* **Work required**: Pick out the lines below that include the string "desacuerdo".

-- Start Records for the task --

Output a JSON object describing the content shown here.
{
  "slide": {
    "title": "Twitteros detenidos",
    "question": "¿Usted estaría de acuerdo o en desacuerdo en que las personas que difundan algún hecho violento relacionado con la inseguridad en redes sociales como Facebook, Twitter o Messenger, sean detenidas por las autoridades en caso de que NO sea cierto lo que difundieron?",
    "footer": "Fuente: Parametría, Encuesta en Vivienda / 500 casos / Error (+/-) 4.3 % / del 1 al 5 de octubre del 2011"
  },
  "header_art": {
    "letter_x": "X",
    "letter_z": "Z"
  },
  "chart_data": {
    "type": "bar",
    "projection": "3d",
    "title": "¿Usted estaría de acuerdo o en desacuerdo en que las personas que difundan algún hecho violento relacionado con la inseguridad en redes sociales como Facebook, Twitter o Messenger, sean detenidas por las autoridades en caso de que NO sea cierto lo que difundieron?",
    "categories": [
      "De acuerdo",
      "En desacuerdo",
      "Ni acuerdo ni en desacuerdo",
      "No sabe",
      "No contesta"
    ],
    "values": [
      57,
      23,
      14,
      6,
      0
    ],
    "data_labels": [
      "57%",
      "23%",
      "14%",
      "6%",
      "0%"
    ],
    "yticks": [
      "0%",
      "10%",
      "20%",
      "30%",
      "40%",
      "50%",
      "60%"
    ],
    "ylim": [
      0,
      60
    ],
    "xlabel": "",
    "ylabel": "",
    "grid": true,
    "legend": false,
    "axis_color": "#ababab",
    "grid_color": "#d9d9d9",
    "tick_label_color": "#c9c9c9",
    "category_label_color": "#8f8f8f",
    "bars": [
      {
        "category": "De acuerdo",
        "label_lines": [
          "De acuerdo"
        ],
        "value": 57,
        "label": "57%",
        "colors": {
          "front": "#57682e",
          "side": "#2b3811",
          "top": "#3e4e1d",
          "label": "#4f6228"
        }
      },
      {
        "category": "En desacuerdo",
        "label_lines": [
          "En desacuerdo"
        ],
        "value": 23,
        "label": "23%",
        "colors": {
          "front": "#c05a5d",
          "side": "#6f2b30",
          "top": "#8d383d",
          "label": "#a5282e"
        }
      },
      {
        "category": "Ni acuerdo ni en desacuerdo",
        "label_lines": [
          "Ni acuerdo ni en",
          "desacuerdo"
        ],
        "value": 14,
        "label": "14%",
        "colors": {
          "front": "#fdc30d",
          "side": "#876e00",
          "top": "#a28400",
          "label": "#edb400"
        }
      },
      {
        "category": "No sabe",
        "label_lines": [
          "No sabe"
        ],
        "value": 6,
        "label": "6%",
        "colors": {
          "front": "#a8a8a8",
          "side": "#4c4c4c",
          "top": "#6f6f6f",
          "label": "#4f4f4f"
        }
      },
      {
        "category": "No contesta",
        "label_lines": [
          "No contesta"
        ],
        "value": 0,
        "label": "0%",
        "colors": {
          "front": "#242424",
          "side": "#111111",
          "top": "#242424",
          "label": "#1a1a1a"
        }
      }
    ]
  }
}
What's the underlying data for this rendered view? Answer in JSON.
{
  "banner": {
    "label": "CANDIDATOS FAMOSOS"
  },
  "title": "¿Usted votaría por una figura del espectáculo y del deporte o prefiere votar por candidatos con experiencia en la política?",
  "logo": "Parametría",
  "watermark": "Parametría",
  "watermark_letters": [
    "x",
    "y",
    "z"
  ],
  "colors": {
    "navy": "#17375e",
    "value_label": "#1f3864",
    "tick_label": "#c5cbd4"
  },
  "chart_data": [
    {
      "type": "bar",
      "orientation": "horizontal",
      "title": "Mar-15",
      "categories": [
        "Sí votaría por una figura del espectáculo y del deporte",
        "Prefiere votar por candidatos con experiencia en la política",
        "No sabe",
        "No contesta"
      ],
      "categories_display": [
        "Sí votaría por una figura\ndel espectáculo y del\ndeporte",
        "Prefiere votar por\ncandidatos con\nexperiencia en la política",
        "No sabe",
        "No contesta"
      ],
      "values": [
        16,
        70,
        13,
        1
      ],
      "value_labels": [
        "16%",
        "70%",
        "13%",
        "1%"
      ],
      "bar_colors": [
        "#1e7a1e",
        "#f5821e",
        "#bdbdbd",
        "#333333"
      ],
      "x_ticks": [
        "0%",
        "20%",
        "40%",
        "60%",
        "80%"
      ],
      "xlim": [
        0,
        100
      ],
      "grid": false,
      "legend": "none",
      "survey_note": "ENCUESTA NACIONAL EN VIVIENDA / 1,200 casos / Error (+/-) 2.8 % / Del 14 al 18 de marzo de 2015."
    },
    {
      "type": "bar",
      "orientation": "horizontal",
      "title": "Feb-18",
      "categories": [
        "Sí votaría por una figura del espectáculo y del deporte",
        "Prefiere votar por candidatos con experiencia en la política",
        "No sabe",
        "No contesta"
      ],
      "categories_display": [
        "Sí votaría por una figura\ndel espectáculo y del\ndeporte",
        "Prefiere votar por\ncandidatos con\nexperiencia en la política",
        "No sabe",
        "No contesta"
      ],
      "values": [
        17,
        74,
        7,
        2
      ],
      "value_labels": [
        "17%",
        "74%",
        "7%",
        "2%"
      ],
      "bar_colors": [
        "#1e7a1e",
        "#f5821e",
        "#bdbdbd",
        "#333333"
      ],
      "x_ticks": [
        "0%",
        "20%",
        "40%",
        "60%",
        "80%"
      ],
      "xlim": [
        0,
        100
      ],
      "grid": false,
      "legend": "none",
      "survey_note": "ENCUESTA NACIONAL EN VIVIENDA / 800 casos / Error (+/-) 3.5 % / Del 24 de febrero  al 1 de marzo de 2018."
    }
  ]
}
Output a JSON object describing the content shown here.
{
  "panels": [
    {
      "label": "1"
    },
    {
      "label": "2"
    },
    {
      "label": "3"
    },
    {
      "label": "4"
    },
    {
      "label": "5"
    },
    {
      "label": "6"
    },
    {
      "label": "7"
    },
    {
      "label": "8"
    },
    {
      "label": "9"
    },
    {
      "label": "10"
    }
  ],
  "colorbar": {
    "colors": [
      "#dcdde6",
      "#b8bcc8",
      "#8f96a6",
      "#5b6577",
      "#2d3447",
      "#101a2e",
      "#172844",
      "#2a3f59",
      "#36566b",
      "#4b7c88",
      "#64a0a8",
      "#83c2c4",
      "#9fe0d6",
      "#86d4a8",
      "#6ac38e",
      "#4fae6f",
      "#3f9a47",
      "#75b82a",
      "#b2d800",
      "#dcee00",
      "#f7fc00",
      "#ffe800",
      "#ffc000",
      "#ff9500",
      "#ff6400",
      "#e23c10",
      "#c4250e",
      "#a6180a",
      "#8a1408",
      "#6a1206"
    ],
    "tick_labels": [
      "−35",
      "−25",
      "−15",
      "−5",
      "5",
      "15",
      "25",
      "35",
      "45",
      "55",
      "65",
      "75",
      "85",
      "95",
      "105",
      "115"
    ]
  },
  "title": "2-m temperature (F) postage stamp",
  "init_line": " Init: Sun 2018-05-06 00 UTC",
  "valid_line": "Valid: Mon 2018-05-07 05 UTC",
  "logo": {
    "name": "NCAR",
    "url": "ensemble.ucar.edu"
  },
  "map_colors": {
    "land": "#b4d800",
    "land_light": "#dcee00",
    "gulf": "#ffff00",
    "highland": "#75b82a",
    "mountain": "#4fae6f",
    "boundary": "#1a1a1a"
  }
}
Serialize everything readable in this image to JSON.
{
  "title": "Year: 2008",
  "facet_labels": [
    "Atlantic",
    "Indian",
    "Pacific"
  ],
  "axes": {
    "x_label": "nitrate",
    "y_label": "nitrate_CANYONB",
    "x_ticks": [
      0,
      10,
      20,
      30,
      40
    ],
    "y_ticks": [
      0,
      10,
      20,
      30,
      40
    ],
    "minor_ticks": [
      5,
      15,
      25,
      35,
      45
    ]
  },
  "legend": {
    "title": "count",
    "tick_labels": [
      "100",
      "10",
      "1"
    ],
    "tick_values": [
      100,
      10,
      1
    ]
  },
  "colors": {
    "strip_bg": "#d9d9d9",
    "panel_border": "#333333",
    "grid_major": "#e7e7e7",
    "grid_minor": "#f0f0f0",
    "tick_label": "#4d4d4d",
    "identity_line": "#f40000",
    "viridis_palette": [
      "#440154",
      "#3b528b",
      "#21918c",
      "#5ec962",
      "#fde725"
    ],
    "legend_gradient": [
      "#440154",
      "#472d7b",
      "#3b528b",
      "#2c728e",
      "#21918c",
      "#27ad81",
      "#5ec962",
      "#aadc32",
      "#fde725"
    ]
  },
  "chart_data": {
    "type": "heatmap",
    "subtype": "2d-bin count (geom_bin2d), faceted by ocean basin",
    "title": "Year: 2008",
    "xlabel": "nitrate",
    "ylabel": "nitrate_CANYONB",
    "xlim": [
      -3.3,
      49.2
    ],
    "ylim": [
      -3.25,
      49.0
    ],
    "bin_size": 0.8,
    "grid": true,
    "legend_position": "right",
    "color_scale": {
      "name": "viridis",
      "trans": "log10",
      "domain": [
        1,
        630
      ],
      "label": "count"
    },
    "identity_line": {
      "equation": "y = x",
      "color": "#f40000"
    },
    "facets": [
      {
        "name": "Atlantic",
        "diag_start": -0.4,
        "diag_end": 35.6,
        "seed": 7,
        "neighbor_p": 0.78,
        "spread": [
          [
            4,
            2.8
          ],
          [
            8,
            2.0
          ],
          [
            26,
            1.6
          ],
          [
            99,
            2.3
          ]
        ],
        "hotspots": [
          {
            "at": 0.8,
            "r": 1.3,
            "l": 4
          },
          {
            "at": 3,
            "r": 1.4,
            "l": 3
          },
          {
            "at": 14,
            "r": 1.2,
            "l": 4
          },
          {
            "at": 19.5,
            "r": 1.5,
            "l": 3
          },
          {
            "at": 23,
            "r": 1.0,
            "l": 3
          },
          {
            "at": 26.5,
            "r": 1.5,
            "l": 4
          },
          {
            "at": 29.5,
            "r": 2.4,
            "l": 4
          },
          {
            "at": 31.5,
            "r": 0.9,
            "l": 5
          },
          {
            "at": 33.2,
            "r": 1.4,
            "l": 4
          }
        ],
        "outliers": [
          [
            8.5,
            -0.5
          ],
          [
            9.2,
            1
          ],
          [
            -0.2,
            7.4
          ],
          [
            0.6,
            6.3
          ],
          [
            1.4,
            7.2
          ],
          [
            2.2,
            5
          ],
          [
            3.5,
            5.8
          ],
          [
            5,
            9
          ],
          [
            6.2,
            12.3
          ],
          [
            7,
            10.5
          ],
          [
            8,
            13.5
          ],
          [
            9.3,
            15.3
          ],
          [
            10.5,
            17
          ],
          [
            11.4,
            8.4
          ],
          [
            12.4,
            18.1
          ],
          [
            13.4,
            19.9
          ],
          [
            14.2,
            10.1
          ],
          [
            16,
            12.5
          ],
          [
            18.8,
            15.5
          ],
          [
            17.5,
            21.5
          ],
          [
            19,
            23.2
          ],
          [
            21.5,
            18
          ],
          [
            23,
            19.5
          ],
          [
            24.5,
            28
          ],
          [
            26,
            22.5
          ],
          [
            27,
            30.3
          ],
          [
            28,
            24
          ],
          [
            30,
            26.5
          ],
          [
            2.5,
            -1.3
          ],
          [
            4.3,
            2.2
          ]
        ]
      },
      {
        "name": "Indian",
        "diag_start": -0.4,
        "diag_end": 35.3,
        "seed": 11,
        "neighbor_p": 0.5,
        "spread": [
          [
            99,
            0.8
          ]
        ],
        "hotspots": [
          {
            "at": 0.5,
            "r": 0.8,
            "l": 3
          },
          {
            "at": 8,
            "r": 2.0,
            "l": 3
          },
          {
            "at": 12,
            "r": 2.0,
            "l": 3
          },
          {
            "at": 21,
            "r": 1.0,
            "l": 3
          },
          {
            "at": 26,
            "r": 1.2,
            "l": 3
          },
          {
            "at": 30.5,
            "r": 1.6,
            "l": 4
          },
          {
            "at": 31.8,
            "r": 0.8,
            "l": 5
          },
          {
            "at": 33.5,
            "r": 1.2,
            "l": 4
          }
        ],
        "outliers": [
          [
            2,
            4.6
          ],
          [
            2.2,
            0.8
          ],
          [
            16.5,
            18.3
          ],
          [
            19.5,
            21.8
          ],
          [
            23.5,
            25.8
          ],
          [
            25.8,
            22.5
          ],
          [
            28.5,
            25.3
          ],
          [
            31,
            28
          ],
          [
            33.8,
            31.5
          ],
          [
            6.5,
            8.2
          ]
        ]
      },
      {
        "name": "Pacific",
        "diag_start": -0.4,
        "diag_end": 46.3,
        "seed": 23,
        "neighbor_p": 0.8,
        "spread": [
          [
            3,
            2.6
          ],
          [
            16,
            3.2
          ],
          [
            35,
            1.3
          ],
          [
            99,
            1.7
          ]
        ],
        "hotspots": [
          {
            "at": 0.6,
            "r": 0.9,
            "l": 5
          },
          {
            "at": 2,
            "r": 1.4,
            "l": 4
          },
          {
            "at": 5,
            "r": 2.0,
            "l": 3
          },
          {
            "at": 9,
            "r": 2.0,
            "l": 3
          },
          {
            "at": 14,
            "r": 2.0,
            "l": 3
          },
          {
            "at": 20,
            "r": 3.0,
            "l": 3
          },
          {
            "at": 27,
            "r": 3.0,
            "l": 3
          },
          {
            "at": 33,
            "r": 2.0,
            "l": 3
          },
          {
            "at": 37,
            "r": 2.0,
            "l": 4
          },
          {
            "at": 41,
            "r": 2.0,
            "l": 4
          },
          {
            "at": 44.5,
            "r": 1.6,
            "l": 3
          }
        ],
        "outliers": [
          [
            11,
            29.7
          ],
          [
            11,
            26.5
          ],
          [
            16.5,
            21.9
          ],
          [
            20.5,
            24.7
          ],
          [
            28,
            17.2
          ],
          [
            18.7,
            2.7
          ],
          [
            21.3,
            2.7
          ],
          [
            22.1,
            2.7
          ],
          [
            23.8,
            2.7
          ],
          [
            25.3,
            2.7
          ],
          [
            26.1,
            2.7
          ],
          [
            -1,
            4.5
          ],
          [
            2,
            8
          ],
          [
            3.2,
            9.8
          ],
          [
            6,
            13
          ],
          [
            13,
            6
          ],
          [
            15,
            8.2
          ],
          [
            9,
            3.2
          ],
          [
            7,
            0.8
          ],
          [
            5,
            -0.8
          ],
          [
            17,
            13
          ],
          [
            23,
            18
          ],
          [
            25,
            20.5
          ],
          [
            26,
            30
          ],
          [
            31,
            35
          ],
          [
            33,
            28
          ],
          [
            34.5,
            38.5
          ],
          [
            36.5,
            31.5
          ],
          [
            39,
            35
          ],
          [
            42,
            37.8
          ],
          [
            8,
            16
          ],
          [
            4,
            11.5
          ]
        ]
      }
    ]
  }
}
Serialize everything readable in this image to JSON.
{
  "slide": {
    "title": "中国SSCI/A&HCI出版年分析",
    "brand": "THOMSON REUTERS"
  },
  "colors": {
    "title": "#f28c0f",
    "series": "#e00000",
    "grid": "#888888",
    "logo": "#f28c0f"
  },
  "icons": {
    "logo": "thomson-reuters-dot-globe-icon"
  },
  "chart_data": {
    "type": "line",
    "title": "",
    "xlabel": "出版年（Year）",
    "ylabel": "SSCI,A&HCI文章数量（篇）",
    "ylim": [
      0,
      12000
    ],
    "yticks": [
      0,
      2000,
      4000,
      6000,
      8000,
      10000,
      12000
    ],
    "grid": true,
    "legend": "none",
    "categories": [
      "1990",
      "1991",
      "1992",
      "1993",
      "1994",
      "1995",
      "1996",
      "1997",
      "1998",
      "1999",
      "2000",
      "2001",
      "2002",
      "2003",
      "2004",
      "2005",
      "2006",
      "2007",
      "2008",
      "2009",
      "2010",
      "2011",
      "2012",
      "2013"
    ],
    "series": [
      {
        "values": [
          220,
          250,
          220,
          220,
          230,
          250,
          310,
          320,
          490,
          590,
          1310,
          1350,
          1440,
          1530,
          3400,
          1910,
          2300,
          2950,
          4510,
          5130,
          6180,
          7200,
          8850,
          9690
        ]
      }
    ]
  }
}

-- End Records for the task --

* **Reply to the task**:
    "question": "¿Usted estaría de acuerdo o en desacuerdo en que las personas que difundan algún hecho violento relacionado con la inseguridad en redes sociales como Facebook, Twitter o Messenger, sean detenidas por las autoridades en caso de que NO sea cierto lo que difundieron?",
    "title": "¿Usted estaría de acuerdo o en desacuerdo en que las personas que difundan algún hecho violento relacionado con la inseguridad en redes sociales como Facebook, Twitter o Messenger, sean detenidas por las autoridades en caso de que NO sea cierto lo que difundieron?",
      "En desacuerdo",
      "Ni acuerdo ni en desacuerdo",
        "category": "En desacuerdo",
          "En desacuerdo"
        "category": "Ni acuerdo ni en desacuerdo",
          "desacuerdo"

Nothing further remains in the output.